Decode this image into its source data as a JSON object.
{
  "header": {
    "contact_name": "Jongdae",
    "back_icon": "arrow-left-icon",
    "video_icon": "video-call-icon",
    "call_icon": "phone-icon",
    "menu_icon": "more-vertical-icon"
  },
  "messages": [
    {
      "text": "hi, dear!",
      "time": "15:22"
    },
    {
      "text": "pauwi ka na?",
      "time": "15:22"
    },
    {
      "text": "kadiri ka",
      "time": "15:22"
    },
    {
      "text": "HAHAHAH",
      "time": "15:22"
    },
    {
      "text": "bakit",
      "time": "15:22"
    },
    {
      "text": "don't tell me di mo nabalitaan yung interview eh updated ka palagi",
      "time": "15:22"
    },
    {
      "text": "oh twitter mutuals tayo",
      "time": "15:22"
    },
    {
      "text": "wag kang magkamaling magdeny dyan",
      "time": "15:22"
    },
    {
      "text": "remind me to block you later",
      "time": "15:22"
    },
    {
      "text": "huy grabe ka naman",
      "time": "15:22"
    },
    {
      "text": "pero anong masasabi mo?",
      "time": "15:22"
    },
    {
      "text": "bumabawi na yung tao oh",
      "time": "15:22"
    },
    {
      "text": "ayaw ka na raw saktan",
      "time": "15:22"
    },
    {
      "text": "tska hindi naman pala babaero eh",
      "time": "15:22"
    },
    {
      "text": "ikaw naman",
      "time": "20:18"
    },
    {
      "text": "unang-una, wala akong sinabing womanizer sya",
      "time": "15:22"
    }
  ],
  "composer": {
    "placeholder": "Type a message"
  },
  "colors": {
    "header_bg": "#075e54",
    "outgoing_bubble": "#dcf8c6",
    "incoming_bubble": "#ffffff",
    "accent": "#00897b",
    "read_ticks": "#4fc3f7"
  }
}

------------

Copy the material above back out, exactly as written.

■ Response to this task:
Decode this image into its source data as a JSON object.
{
  "header": {
    "contact_name": "Jongdae",
    "back_icon": "arrow-left-icon",
    "video_icon": "video-call-icon",
    "call_icon": "phone-icon",
    "menu_icon": "more-vertical-icon"
  },
  "messages": [
    {
      "text": "hi, dear!",
      "time": "15:22"
    },
    {
      "text": "pauwi ka na?",
      "time": "15:22"
    },
    {
      "text": "kadiri ka",
      "time": "15:22"
    },
    {
      "text": "HAHAHAH",
      "time": "15:22"
    },
    {
      "text": "bakit",
      "time": "15:22"
    },
    {
      "text": "don't tell me di mo nabalitaan yung interview eh updated ka palagi",
      "time": "15:22"
    },
    {
      "text": "oh twitter mutuals tayo",
      "time": "15:22"
    },
    {
      "text": "wag kang magkamaling magdeny dyan",
      "time": "15:22"
    },
    {
      "text": "remind me to block you later",
      "time": "15:22"
    },
    {
      "text": "huy grabe ka naman",
      "time": "15:22"
    },
    {
      "text": "pero anong masasabi mo?",
      "time": "15:22"
    },
    {
      "text": "bumabawi na yung tao oh",
      "time": "15:22"
    },
    {
      "text": "ayaw ka na raw saktan",
      "time": "15:22"
    },
    {
      "text": "tska hindi naman pala babaero eh",
      "time": "15:22"
    },
    {
      "text": "ikaw naman",
      "time": "20:18"
    },
    {
      "text": "unang-una, wala akong sinabing womanizer sya",
      "time": "15:22"
    }
  ],
  "composer": {
    "placeholder": "Type a message"
  },
  "colors": {
    "header_bg": "#075e54",
    "outgoing_bubble": "#dcf8c6",
    "incoming_bubble": "#ffffff",
    "accent": "#00897b",
    "read_ticks": "#4fc3f7"
  }
}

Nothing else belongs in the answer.